• [Stored records]:
● ● ● ● ● ● ●

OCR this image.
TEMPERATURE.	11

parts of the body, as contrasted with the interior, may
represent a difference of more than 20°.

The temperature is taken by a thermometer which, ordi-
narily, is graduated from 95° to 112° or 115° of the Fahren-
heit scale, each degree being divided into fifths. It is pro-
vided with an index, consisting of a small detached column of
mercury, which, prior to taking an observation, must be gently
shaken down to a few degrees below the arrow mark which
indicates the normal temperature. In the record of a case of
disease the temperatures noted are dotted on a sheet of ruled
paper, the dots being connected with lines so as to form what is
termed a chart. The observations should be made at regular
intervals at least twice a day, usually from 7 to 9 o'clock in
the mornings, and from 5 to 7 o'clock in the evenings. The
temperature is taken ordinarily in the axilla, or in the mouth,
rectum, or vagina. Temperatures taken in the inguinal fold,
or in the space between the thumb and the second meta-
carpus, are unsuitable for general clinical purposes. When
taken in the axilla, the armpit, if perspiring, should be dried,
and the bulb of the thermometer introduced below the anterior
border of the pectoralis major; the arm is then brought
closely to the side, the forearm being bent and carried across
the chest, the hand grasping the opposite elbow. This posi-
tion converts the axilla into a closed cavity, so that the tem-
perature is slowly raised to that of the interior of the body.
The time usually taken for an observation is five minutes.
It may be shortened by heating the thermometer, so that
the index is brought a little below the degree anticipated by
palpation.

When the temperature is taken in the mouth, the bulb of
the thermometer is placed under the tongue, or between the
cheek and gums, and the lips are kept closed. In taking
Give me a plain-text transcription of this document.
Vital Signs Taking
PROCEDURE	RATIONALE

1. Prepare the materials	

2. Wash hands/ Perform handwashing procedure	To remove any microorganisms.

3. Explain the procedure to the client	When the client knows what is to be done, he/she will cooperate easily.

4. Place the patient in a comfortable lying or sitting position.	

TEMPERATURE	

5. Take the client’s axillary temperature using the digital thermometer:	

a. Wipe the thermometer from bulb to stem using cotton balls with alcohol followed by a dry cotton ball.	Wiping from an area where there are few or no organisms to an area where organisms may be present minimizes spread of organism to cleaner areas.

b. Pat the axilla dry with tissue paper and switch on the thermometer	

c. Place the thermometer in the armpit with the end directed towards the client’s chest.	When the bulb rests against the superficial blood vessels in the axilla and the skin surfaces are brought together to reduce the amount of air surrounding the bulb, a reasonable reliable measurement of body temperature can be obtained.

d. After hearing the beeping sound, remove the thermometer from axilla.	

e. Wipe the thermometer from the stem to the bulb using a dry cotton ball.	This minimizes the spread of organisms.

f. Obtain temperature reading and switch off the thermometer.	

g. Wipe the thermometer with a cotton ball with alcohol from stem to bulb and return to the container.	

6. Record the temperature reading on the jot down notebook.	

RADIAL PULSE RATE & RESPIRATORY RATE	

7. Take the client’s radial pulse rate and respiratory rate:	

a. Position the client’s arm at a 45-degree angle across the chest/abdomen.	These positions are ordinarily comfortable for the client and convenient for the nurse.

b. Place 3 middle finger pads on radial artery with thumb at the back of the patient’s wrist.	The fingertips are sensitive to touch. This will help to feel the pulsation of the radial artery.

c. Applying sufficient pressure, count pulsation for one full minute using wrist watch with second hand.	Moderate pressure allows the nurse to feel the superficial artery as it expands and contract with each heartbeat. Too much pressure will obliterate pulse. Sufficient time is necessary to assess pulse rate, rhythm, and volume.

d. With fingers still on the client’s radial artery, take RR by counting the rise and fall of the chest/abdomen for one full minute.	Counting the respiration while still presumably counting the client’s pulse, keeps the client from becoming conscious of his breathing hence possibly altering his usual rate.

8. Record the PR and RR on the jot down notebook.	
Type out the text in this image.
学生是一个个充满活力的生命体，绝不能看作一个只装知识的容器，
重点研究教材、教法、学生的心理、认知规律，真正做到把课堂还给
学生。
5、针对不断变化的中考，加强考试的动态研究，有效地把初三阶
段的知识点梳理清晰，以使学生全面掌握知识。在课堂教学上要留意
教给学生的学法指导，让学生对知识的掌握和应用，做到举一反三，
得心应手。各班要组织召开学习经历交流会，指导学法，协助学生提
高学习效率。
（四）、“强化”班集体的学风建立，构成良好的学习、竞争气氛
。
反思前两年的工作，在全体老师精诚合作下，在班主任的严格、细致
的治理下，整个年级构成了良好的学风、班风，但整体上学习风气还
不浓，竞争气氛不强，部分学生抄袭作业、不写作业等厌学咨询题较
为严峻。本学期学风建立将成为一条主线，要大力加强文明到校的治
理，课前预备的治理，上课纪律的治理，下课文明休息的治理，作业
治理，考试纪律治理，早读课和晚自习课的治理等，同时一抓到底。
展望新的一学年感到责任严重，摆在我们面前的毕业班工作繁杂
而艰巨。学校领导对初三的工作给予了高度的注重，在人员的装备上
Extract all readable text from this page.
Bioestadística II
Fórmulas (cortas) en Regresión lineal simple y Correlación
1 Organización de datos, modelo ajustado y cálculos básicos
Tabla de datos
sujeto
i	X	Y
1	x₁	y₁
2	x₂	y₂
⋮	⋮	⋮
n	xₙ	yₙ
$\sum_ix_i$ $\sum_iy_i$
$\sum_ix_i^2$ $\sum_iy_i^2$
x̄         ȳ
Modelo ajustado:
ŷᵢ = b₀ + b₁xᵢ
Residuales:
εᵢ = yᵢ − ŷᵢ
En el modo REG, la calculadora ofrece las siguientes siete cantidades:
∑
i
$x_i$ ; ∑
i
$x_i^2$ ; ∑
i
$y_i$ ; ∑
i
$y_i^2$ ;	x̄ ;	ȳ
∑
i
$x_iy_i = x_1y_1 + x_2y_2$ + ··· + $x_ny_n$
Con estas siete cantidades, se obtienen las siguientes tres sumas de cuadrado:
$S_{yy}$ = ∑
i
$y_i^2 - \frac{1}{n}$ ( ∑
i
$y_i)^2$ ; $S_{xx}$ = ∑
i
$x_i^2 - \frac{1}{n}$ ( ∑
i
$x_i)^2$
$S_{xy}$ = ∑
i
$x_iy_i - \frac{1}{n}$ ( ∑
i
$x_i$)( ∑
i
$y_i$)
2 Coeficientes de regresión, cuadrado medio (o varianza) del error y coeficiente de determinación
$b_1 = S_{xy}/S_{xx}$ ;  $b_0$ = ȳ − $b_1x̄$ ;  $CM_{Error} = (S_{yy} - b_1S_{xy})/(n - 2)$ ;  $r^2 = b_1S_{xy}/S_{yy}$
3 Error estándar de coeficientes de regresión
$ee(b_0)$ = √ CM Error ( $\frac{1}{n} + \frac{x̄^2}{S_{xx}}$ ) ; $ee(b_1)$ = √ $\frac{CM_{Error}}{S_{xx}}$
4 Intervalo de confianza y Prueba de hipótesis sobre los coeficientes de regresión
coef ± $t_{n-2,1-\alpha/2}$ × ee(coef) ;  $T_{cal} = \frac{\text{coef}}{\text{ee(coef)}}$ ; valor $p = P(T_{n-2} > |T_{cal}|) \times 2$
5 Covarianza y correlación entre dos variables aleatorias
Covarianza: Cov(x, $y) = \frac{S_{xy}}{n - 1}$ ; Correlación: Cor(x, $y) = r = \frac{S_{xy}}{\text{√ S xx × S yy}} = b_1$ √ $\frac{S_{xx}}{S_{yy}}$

● ● ● ● ● ● ●

• [STATED GOAL]:
Take the listing above and write it out again exactly.

• [RESULT]:
OCR this image.
TEMPERATURE.	11

parts of the body, as contrasted with the interior, may
represent a difference of more than 20°.

The temperature is taken by a thermometer which, ordi-
narily, is graduated from 95° to 112° or 115° of the Fahren-
heit scale, each degree being divided into fifths. It is pro-
vided with an index, consisting of a small detached column of
mercury, which, prior to taking an observation, must be gently
shaken down to a few degrees below the arrow mark which
indicates the normal temperature. In the record of a case of
disease the temperatures noted are dotted on a sheet of ruled
paper, the dots being connected with lines so as to form what is
termed a chart. The observations should be made at regular
intervals at least twice a day, usually from 7 to 9 o'clock in
the mornings, and from 5 to 7 o'clock in the evenings. The
temperature is taken ordinarily in the axilla, or in the mouth,
rectum, or vagina. Temperatures taken in the inguinal fold,
or in the space between the thumb and the second meta-
carpus, are unsuitable for general clinical purposes. When
taken in the axilla, the armpit, if perspiring, should be dried,
and the bulb of the thermometer introduced below the anterior
border of the pectoralis major; the arm is then brought
closely to the side, the forearm being bent and carried across
the chest, the hand grasping the opposite elbow. This posi-
tion converts the axilla into a closed cavity, so that the tem-
perature is slowly raised to that of the interior of the body.
The time usually taken for an observation is five minutes.
It may be shortened by heating the thermometer, so that
the index is brought a little below the degree anticipated by
palpation.

When the temperature is taken in the mouth, the bulb of
the thermometer is placed under the tongue, or between the
cheek and gums, and the lips are kept closed. In taking
Give me a plain-text transcription of this document.
Vital Signs Taking
PROCEDURE	RATIONALE

1. Prepare the materials	

2. Wash hands/ Perform handwashing procedure	To remove any microorganisms.

3. Explain the procedure to the client	When the client knows what is to be done, he/she will cooperate easily.

4. Place the patient in a comfortable lying or sitting position.	

TEMPERATURE	

5. Take the client’s axillary temperature using the digital thermometer:	

a. Wipe the thermometer from bulb to stem using cotton balls with alcohol followed by a dry cotton ball.	Wiping from an area where there are few or no organisms to an area where organisms may be present minimizes spread of organism to cleaner areas.

b. Pat the axilla dry with tissue paper and switch on the thermometer	

c. Place the thermometer in the armpit with the end directed towards the client’s chest.	When the bulb rests against the superficial blood vessels in the axilla and the skin surfaces are brought together to reduce the amount of air surrounding the bulb, a reasonable reliable measurement of body temperature can be obtained.

d. After hearing the beeping sound, remove the thermometer from axilla.	

e. Wipe the thermometer from the stem to the bulb using a dry cotton ball.	This minimizes the spread of organisms.

f. Obtain temperature reading and switch off the thermometer.	

g. Wipe the thermometer with a cotton ball with alcohol from stem to bulb and return to the container.	

6. Record the temperature reading on the jot down notebook.	

RADIAL PULSE RATE & RESPIRATORY RATE	

7. Take the client’s radial pulse rate and respiratory rate:	

a. Position the client’s arm at a 45-degree angle across the chest/abdomen.	These positions are ordinarily comfortable for the client and convenient for the nurse.

b. Place 3 middle finger pads on radial artery with thumb at the back of the patient’s wrist.	The fingertips are sensitive to touch. This will help to feel the pulsation of the radial artery.

c. Applying sufficient pressure, count pulsation for one full minute using wrist watch with second hand.	Moderate pressure allows the nurse to feel the superficial artery as it expands and contract with each heartbeat. Too much pressure will obliterate pulse. Sufficient time is necessary to assess pulse rate, rhythm, and volume.

d. With fingers still on the client’s radial artery, take RR by counting the rise and fall of the chest/abdomen for one full minute.	Counting the respiration while still presumably counting the client’s pulse, keeps the client from becoming conscious of his breathing hence possibly altering his usual rate.

8. Record the PR and RR on the jot down notebook.	
Type out the text in this image.
学生是一个个充满活力的生命体，绝不能看作一个只装知识的容器，
重点研究教材、教法、学生的心理、认知规律，真正做到把课堂还给
学生。
5、针对不断变化的中考，加强考试的动态研究，有效地把初三阶
段的知识点梳理清晰，以使学生全面掌握知识。在课堂教学上要留意
教给学生的学法指导，让学生对知识的掌握和应用，做到举一反三，
得心应手。各班要组织召开学习经历交流会，指导学法，协助学生提
高学习效率。
（四）、“强化”班集体的学风建立，构成良好的学习、竞争气氛
。
反思前两年的工作，在全体老师精诚合作下，在班主任的严格、细致
的治理下，整个年级构成了良好的学风、班风，但整体上学习风气还
不浓，竞争气氛不强，部分学生抄袭作业、不写作业等厌学咨询题较
为严峻。本学期学风建立将成为一条主线，要大力加强文明到校的治
理，课前预备的治理，上课纪律的治理，下课文明休息的治理，作业
治理，考试纪律治理，早读课和晚自习课的治理等，同时一抓到底。
展望新的一学年感到责任严重，摆在我们面前的毕业班工作繁杂
而艰巨。学校领导对初三的工作给予了高度的注重，在人员的装备上
Extract all readable text from this page.
Bioestadística II
Fórmulas (cortas) en Regresión lineal simple y Correlación
1 Organización de datos, modelo ajustado y cálculos básicos
Tabla de datos
sujeto
i	X	Y
1	x₁	y₁
2	x₂	y₂
⋮	⋮	⋮
n	xₙ	yₙ
$\sum_ix_i$ $\sum_iy_i$
$\sum_ix_i^2$ $\sum_iy_i^2$
x̄         ȳ
Modelo ajustado:
ŷᵢ = b₀ + b₁xᵢ
Residuales:
εᵢ = yᵢ − ŷᵢ
En el modo REG, la calculadora ofrece las siguientes siete cantidades:
∑
i
$x_i$ ; ∑
i
$x_i^2$ ; ∑
i
$y_i$ ; ∑
i
$y_i^2$ ;	x̄ ;	ȳ
∑
i
$x_iy_i = x_1y_1 + x_2y_2$ + ··· + $x_ny_n$
Con estas siete cantidades, se obtienen las siguientes tres sumas de cuadrado:
$S_{yy}$ = ∑
i
$y_i^2 - \frac{1}{n}$ ( ∑
i
$y_i)^2$ ; $S_{xx}$ = ∑
i
$x_i^2 - \frac{1}{n}$ ( ∑
i
$x_i)^2$
$S_{xy}$ = ∑
i
$x_iy_i - \frac{1}{n}$ ( ∑
i
$x_i$)( ∑
i
$y_i$)
2 Coeficientes de regresión, cuadrado medio (o varianza) del error y coeficiente de determinación
$b_1 = S_{xy}/S_{xx}$ ;  $b_0$ = ȳ − $b_1x̄$ ;  $CM_{Error} = (S_{yy} - b_1S_{xy})/(n - 2)$ ;  $r^2 = b_1S_{xy}/S_{yy}$
3 Error estándar de coeficientes de regresión
$ee(b_0)$ = √ CM Error ( $\frac{1}{n} + \frac{x̄^2}{S_{xx}}$ ) ; $ee(b_1)$ = √ $\frac{CM_{Error}}{S_{xx}}$
4 Intervalo de confianza y Prueba de hipótesis sobre los coeficientes de regresión
coef ± $t_{n-2,1-\alpha/2}$ × ee(coef) ;  $T_{cal} = \frac{\text{coef}}{\text{ee(coef)}}$ ; valor $p = P(T_{n-2} > |T_{cal}|) \times 2$
5 Covarianza y correlación entre dos variables aleatorias
Covarianza: Cov(x, $y) = \frac{S_{xy}}{n - 1}$ ; Correlación: Cor(x, $y) = r = \frac{S_{xy}}{\text{√ S xx × S yy}} = b_1$ √ $\frac{S_{xx}}{S_{yy}}$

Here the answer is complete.